Data tied to figure images

-=-=-

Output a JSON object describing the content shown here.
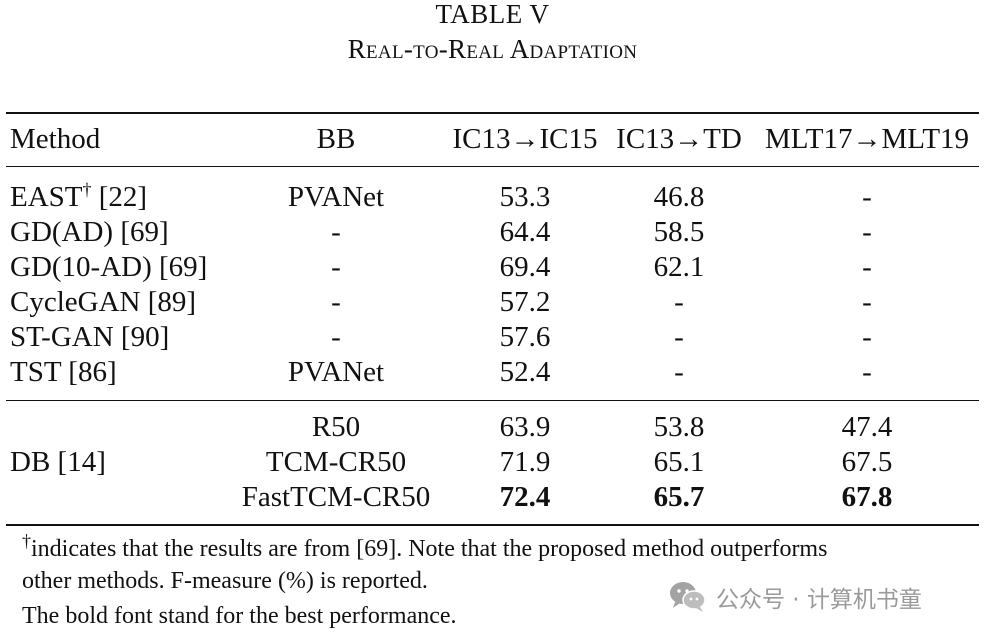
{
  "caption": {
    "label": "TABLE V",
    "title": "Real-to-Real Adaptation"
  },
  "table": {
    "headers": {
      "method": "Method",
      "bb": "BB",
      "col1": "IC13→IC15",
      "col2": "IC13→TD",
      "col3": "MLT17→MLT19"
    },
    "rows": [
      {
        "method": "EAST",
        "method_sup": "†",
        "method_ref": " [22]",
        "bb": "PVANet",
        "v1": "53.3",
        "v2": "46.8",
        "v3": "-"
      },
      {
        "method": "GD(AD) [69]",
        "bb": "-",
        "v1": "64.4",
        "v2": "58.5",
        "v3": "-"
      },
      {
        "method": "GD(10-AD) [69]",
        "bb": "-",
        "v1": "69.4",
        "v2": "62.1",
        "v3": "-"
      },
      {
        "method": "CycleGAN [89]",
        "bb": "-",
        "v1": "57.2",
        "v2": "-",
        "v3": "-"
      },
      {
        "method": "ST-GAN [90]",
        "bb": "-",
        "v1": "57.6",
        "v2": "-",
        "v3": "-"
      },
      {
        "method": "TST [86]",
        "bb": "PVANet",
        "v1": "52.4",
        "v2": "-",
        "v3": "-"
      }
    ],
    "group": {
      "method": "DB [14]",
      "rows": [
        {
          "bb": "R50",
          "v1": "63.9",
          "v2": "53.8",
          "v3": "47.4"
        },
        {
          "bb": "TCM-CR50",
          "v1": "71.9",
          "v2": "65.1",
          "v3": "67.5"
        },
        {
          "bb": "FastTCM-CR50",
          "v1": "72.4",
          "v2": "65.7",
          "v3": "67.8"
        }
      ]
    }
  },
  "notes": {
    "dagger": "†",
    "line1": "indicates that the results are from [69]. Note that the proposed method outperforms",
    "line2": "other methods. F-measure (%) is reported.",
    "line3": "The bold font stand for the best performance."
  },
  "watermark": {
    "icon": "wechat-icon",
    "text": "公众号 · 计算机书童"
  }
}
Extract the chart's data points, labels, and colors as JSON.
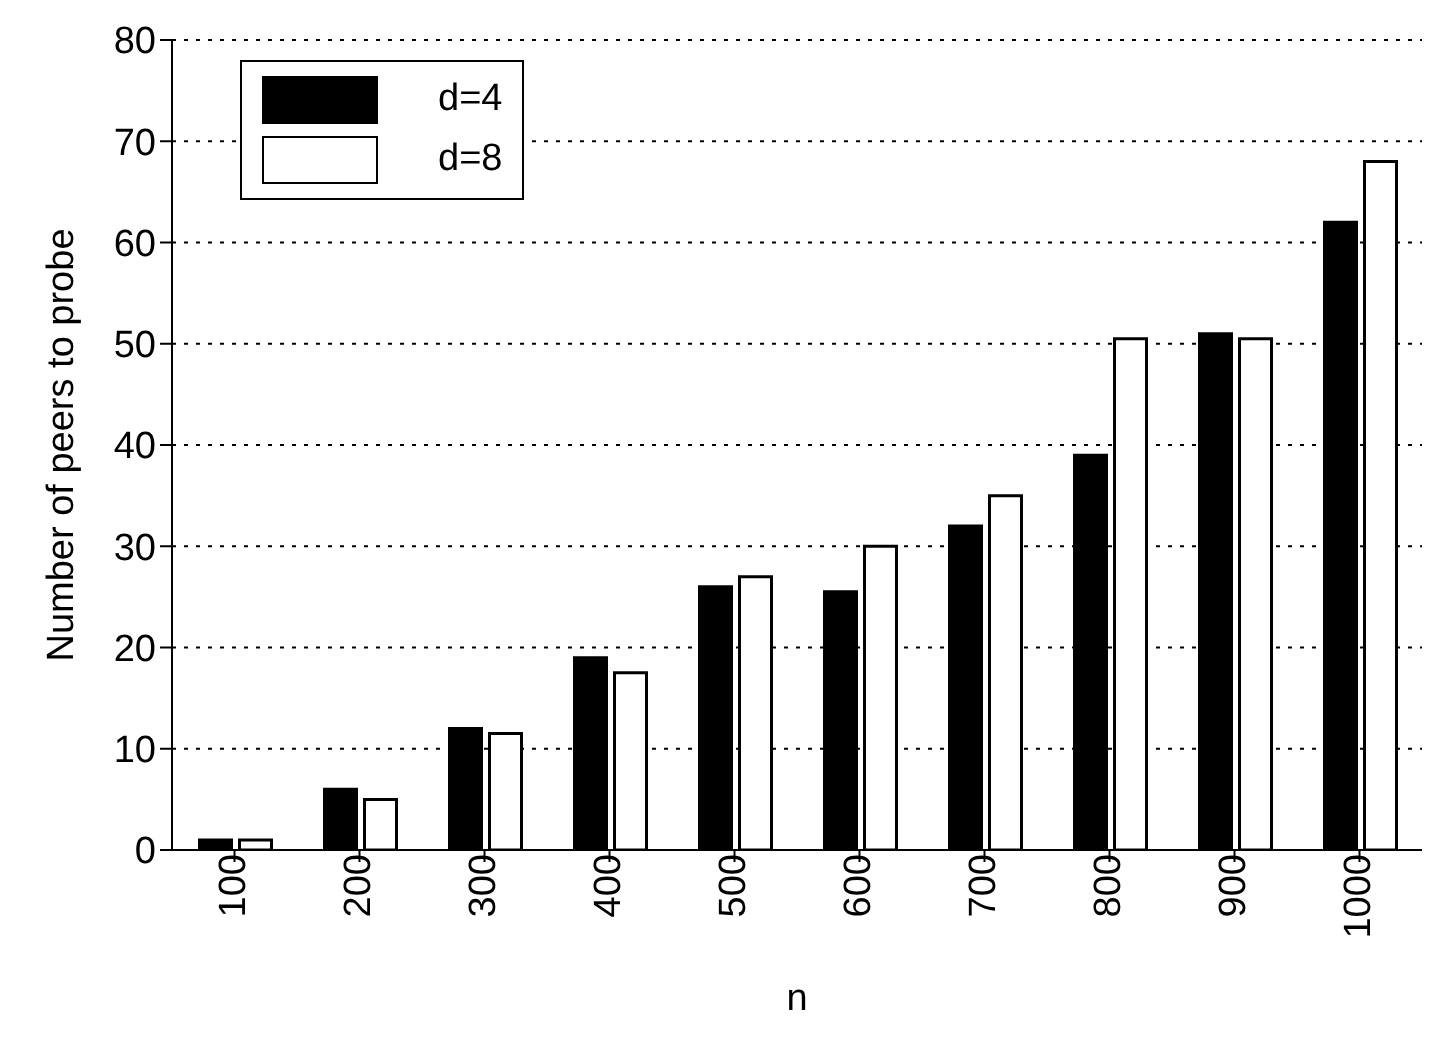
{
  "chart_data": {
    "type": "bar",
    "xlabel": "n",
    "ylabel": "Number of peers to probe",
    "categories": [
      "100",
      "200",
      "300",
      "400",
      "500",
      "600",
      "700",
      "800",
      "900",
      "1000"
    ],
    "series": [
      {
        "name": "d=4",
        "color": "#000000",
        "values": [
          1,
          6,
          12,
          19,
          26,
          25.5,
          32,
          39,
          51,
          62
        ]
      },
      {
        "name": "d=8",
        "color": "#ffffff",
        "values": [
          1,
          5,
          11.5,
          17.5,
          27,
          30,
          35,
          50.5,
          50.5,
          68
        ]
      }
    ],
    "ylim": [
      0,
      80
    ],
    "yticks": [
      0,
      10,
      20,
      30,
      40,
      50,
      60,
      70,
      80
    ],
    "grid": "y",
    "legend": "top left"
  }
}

-=-=-

Extract, word for word, each line from the one that contains "Extract the chart's" through the final line of the data above. Leave the pictures out.

Output of the task »
Extract the chart's data points, labels, and colors as JSON.
{
  "chart_data": {
    "type": "bar",
    "xlabel": "n",
    "ylabel": "Number of peers to probe",
    "categories": [
      "100",
      "200",
      "300",
      "400",
      "500",
      "600",
      "700",
      "800",
      "900",
      "1000"
    ],
    "series": [
      {
        "name": "d=4",
        "color": "#000000",
        "values": [
          1,
          6,
          12,
          19,
          26,
          25.5,
          32,
          39,
          51,
          62
        ]
      },
      {
        "name": "d=8",
        "color": "#ffffff",
        "values": [
          1,
          5,
          11.5,
          17.5,
          27,
          30,
          35,
          50.5,
          50.5,
          68
        ]
      }
    ],
    "ylim": [
      0,
      80
    ],
    "yticks": [
      0,
      10,
      20,
      30,
      40,
      50,
      60,
      70,
      80
    ],
    "grid": "y",
    "legend": "top left"
  }
}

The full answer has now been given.